• _Material provided_:
★ ★ ★ ★

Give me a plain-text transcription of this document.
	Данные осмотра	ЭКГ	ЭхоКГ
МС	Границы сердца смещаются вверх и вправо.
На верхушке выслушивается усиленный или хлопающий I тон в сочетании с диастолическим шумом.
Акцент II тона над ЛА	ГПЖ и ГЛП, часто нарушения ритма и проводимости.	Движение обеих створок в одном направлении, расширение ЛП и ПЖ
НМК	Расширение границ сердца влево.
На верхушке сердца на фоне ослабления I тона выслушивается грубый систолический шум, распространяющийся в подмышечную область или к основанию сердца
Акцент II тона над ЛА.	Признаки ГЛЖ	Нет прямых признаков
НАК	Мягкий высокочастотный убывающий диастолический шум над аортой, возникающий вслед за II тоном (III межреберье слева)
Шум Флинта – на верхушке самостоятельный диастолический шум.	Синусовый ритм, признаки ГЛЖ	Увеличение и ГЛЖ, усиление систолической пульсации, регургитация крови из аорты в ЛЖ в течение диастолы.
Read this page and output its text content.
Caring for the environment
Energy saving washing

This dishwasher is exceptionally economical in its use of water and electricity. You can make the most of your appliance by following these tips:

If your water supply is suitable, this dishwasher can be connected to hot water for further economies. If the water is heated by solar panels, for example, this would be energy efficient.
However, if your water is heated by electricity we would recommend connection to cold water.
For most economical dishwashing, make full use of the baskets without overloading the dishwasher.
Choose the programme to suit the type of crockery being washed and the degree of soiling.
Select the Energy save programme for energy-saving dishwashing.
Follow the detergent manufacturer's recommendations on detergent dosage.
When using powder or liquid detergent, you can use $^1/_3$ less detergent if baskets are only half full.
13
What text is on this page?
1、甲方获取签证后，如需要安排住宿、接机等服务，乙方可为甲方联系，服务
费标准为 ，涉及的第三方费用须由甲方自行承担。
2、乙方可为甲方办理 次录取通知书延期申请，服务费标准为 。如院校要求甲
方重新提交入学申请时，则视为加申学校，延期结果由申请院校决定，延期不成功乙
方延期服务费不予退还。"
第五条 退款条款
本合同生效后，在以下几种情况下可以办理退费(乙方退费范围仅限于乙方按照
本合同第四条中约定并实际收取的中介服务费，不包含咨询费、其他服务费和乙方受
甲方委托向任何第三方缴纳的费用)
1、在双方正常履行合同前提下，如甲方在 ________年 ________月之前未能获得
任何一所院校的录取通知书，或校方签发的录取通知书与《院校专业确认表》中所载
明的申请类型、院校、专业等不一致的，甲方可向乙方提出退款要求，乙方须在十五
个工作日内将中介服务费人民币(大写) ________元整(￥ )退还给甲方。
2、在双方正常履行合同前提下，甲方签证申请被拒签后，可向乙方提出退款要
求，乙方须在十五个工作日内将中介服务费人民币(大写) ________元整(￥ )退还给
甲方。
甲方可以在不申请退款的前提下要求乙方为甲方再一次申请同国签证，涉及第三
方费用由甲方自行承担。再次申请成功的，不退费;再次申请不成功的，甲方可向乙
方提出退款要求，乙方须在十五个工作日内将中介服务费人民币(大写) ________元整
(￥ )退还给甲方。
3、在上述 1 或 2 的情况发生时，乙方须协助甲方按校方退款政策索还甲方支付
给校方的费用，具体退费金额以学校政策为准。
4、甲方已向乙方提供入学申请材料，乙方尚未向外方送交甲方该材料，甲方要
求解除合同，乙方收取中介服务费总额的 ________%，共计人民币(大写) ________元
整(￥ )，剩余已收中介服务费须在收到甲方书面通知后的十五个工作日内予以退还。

★ ★ ★ ★

• _To be done_: Exact output of every entry is required.

• _Response below_:
Give me a plain-text transcription of this document.
	Данные осмотра	ЭКГ	ЭхоКГ
МС	Границы сердца смещаются вверх и вправо.
На верхушке выслушивается усиленный или хлопающий I тон в сочетании с диастолическим шумом.
Акцент II тона над ЛА	ГПЖ и ГЛП, часто нарушения ритма и проводимости.	Движение обеих створок в одном направлении, расширение ЛП и ПЖ
НМК	Расширение границ сердца влево.
На верхушке сердца на фоне ослабления I тона выслушивается грубый систолический шум, распространяющийся в подмышечную область или к основанию сердца
Акцент II тона над ЛА.	Признаки ГЛЖ	Нет прямых признаков
НАК	Мягкий высокочастотный убывающий диастолический шум над аортой, возникающий вслед за II тоном (III межреберье слева)
Шум Флинта – на верхушке самостоятельный диастолический шум.	Синусовый ритм, признаки ГЛЖ	Увеличение и ГЛЖ, усиление систолической пульсации, регургитация крови из аорты в ЛЖ в течение диастолы.
Read this page and output its text content.
Caring for the environment
Energy saving washing

This dishwasher is exceptionally economical in its use of water and electricity. You can make the most of your appliance by following these tips:

If your water supply is suitable, this dishwasher can be connected to hot water for further economies. If the water is heated by solar panels, for example, this would be energy efficient.
However, if your water is heated by electricity we would recommend connection to cold water.
For most economical dishwashing, make full use of the baskets without overloading the dishwasher.
Choose the programme to suit the type of crockery being washed and the degree of soiling.
Select the Energy save programme for energy-saving dishwashing.
Follow the detergent manufacturer's recommendations on detergent dosage.
When using powder or liquid detergent, you can use $^1/_3$ less detergent if baskets are only half full.
13
What text is on this page?
1、甲方获取签证后，如需要安排住宿、接机等服务，乙方可为甲方联系，服务
费标准为 ，涉及的第三方费用须由甲方自行承担。
2、乙方可为甲方办理 次录取通知书延期申请，服务费标准为 。如院校要求甲
方重新提交入学申请时，则视为加申学校，延期结果由申请院校决定，延期不成功乙
方延期服务费不予退还。"
第五条 退款条款
本合同生效后，在以下几种情况下可以办理退费(乙方退费范围仅限于乙方按照
本合同第四条中约定并实际收取的中介服务费，不包含咨询费、其他服务费和乙方受
甲方委托向任何第三方缴纳的费用)
1、在双方正常履行合同前提下，如甲方在 ________年 ________月之前未能获得
任何一所院校的录取通知书，或校方签发的录取通知书与《院校专业确认表》中所载
明的申请类型、院校、专业等不一致的，甲方可向乙方提出退款要求，乙方须在十五
个工作日内将中介服务费人民币(大写) ________元整(￥ )退还给甲方。
2、在双方正常履行合同前提下，甲方签证申请被拒签后，可向乙方提出退款要
求，乙方须在十五个工作日内将中介服务费人民币(大写) ________元整(￥ )退还给
甲方。
甲方可以在不申请退款的前提下要求乙方为甲方再一次申请同国签证，涉及第三
方费用由甲方自行承担。再次申请成功的，不退费;再次申请不成功的，甲方可向乙
方提出退款要求，乙方须在十五个工作日内将中介服务费人民币(大写) ________元整
(￥ )退还给甲方。
3、在上述 1 或 2 的情况发生时，乙方须协助甲方按校方退款政策索还甲方支付
给校方的费用，具体退费金额以学校政策为准。
4、甲方已向乙方提供入学申请材料，乙方尚未向外方送交甲方该材料，甲方要
求解除合同，乙方收取中介服务费总额的 ________%，共计人民币(大写) ________元
整(￥ )，剩余已收中介服务费须在收到甲方书面通知后的十五个工作日内予以退还。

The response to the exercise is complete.